THE EXERCISE:
Scan the lines below for the word "Sala". Copy each line you find it in.

[start]

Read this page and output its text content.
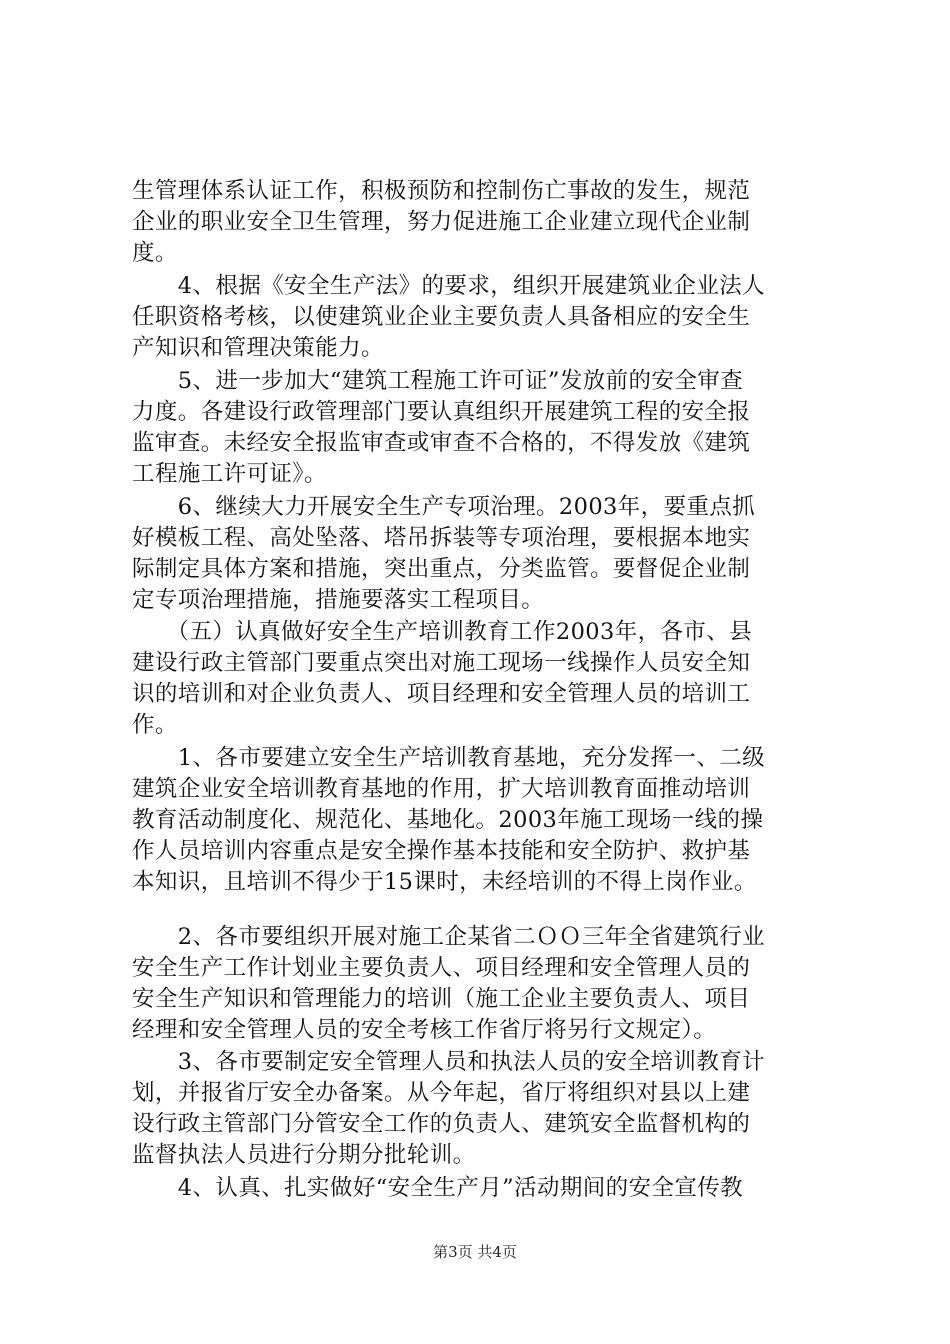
生管理体系认证工作，积极预防和控制伤亡事故的发生，规范
企业的职业安全卫生管理，努力促进施工企业建立现代企业制
度。
　　4、根据《安全生产法》的要求，组织开展建筑业企业法人
任职资格考核，以使建筑业企业主要负责人具备相应的安全生
产知识和管理决策能力。
　　5、进一步加大“建筑工程施工许可证”发放前的安全审查
力度。各建设行政管理部门要认真组织开展建筑工程的安全报
监审查。未经安全报监审查或审查不合格的，不得发放《建筑
工程施工许可证》。
　　6、继续大力开展安全生产专项治理。2003年，要重点抓
好模板工程、高处坠落、塔吊拆装等专项治理，要根据本地实
际制定具体方案和措施，突出重点，分类监管。要督促企业制
定专项治理措施，措施要落实工程项目。
　　（五）认真做好安全生产培训教育工作2003年，各市、县
建设行政主管部门要重点突出对施工现场一线操作人员安全知
识的培训和对企业负责人、项目经理和安全管理人员的培训工
作。
　　1、各市要建立安全生产培训教育基地，充分发挥一、二级
建筑企业安全培训教育基地的作用，扩大培训教育面推动培训
教育活动制度化、规范化、基地化。2003年施工现场一线的操
作人员培训内容重点是安全操作基本技能和安全防护、救护基
本知识，且培训不得少于15课时，未经培训的不得上岗作业。
　　2、各市要组织开展对施工企某省二ＯＯ三年全省建筑行业
安全生产工作计划业主要负责人、项目经理和安全管理人员的
安全生产知识和管理能力的培训（施工企业主要负责人、项目
经理和安全管理人员的安全考核工作省厅将另行文规定）。
　　3、各市要制定安全管理人员和执法人员的安全培训教育计
划，并报省厅安全办备案。从今年起，省厅将组织对县以上建
设行政主管部门分管安全工作的负责人、建筑安全监督机构的
监督执法人员进行分期分批轮训。
　　4、认真、扎实做好“安全生产月”活动期间的安全宣传教
第3页 共4页
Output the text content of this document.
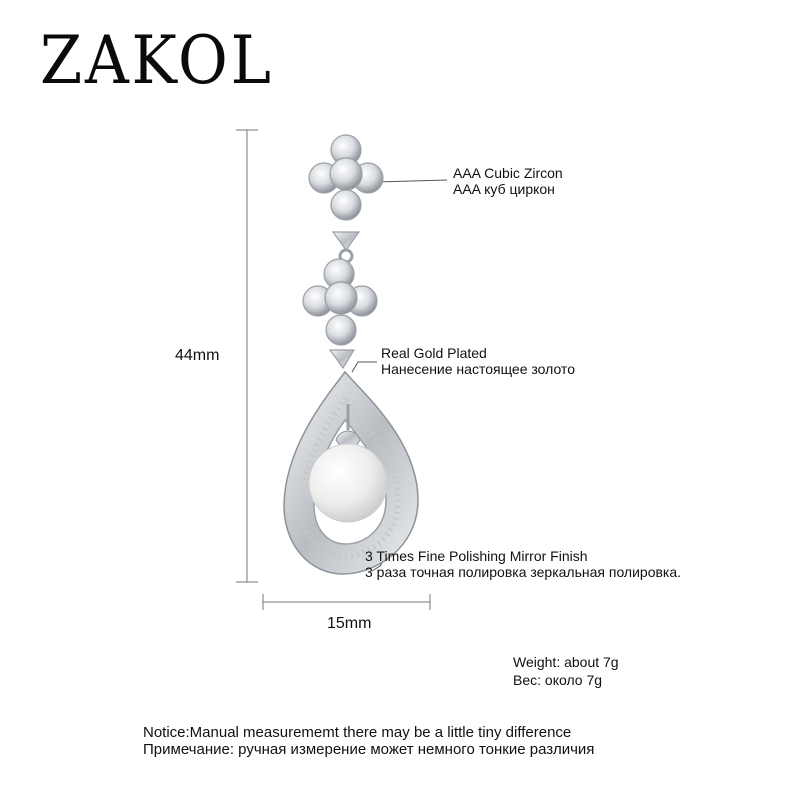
ZAKOL
44mm
15mm
AAA Cubic Zircon
AAA куб циркон
Real Gold Plated
Нанесение настоящее золото
3 Times Fine Polishing Mirror Finish
3 раза точная полировка зеркальная полировка.
Weight: about 7g
Вес: около 7g
Notice:Manual measurememt there may be a little tiny difference
Примечание: ручная измерение может немного тонкие различия
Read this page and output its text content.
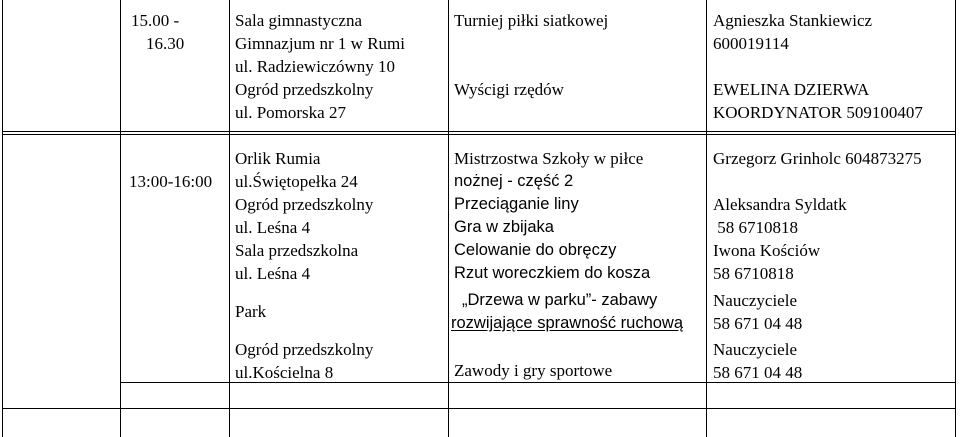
15.00 -
16.30
Sala gimnastyczna
Gimnazjum nr 1 w Rumi
ul. Radziewiczówny 10
Ogród przedszkolny
ul. Pomorska 27
Turniej piłki siatkowej
Wyścigi rzędów
Agnieszka Stankiewicz
600019114
EWELINA DZIERWA
KOORDYNATOR 509100407
13:00-16:00
Orlik Rumia
ul.Świętopełka 24
Ogród przedszkolny
ul. Leśna 4
Sala przedszkolna
ul. Leśna 4
Park
Ogród przedszkolny
ul.Kościelna 8
Mistrzostwa Szkoły w piłce
nożnej - część 2
Przeciąganie liny
Gra w zbijaka
Celowanie do obręczy
Rzut woreczkiem do kosza
„Drzewa w parku”- zabawy
rozwijające sprawność ruchową
Zawody i gry sportowe
Grzegorz Grinholc 604873275
Aleksandra Syldatk
58 6710818
Iwona Kościów
58 6710818
Nauczyciele
58 671 04 48
Nauczyciele
58 671 04 48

[end]

EXERCISE RESULT:
Sala gimnastyczna
Sala przedszkolna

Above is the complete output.